> _Exercise instructions_
Print the records below exactly as they appear.

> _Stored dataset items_
╔══
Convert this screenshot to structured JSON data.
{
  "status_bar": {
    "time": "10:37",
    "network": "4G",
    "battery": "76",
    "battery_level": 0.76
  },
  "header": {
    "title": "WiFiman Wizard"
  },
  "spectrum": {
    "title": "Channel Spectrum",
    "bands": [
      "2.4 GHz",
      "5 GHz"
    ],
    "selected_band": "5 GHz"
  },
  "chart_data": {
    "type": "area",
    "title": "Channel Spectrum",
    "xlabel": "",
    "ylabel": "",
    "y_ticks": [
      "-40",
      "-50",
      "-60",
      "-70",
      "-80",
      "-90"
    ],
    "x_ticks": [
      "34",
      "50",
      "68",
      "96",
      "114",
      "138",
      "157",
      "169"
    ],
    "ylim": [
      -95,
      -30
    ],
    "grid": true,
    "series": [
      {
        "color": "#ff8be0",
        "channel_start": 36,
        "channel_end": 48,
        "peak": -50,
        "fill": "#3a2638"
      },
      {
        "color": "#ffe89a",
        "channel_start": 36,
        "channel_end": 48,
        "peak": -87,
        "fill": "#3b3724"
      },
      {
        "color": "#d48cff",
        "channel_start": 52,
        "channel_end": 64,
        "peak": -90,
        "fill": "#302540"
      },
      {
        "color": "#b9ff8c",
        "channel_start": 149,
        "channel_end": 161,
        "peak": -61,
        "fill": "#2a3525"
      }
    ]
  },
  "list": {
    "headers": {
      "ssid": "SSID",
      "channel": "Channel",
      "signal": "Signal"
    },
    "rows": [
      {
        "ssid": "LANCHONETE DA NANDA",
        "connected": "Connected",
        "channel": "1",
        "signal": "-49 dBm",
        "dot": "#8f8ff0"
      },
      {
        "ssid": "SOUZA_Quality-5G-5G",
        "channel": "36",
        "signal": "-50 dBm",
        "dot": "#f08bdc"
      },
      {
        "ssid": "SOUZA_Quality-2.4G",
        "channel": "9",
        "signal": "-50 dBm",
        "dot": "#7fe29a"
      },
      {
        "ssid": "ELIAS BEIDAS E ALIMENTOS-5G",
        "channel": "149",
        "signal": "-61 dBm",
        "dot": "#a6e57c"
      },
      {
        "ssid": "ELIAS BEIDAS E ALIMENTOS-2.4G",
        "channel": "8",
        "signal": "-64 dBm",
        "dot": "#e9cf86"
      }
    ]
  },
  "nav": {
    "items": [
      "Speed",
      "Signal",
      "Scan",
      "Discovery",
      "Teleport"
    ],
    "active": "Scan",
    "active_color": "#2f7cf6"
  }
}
╚══
> _Response to the task_
Convert this screenshot to structured JSON data.
{
  "status_bar": {
    "time": "10:37",
    "network": "4G",
    "battery": "76",
    "battery_level": 0.76
  },
  "header": {
    "title": "WiFiman Wizard"
  },
  "spectrum": {
    "title": "Channel Spectrum",
    "bands": [
      "2.4 GHz",
      "5 GHz"
    ],
    "selected_band": "5 GHz"
  },
  "chart_data": {
    "type": "area",
    "title": "Channel Spectrum",
    "xlabel": "",
    "ylabel": "",
    "y_ticks": [
      "-40",
      "-50",
      "-60",
      "-70",
      "-80",
      "-90"
    ],
    "x_ticks": [
      "34",
      "50",
      "68",
      "96",
      "114",
      "138",
      "157",
      "169"
    ],
    "ylim": [
      -95,
      -30
    ],
    "grid": true,
    "series": [
      {
        "color": "#ff8be0",
        "channel_start": 36,
        "channel_end": 48,
        "peak": -50,
        "fill": "#3a2638"
      },
      {
        "color": "#ffe89a",
        "channel_start": 36,
        "channel_end": 48,
        "peak": -87,
        "fill": "#3b3724"
      },
      {
        "color": "#d48cff",
        "channel_start": 52,
        "channel_end": 64,
        "peak": -90,
        "fill": "#302540"
      },
      {
        "color": "#b9ff8c",
        "channel_start": 149,
        "channel_end": 161,
        "peak": -61,
        "fill": "#2a3525"
      }
    ]
  },
  "list": {
    "headers": {
      "ssid": "SSID",
      "channel": "Channel",
      "signal": "Signal"
    },
    "rows": [
      {
        "ssid": "LANCHONETE DA NANDA",
        "connected": "Connected",
        "channel": "1",
        "signal": "-49 dBm",
        "dot": "#8f8ff0"
      },
      {
        "ssid": "SOUZA_Quality-5G-5G",
        "channel": "36",
        "signal": "-50 dBm",
        "dot": "#f08bdc"
      },
      {
        "ssid": "SOUZA_Quality-2.4G",
        "channel": "9",
        "signal": "-50 dBm",
        "dot": "#7fe29a"
      },
      {
        "ssid": "ELIAS BEIDAS E ALIMENTOS-5G",
        "channel": "149",
        "signal": "-61 dBm",
        "dot": "#a6e57c"
      },
      {
        "ssid": "ELIAS BEIDAS E ALIMENTOS-2.4G",
        "channel": "8",
        "signal": "-64 dBm",
        "dot": "#e9cf86"
      }
    ]
  },
  "nav": {
    "items": [
      "Speed",
      "Signal",
      "Scan",
      "Discovery",
      "Teleport"
    ],
    "active": "Scan",
    "active_color": "#2f7cf6"
  }
}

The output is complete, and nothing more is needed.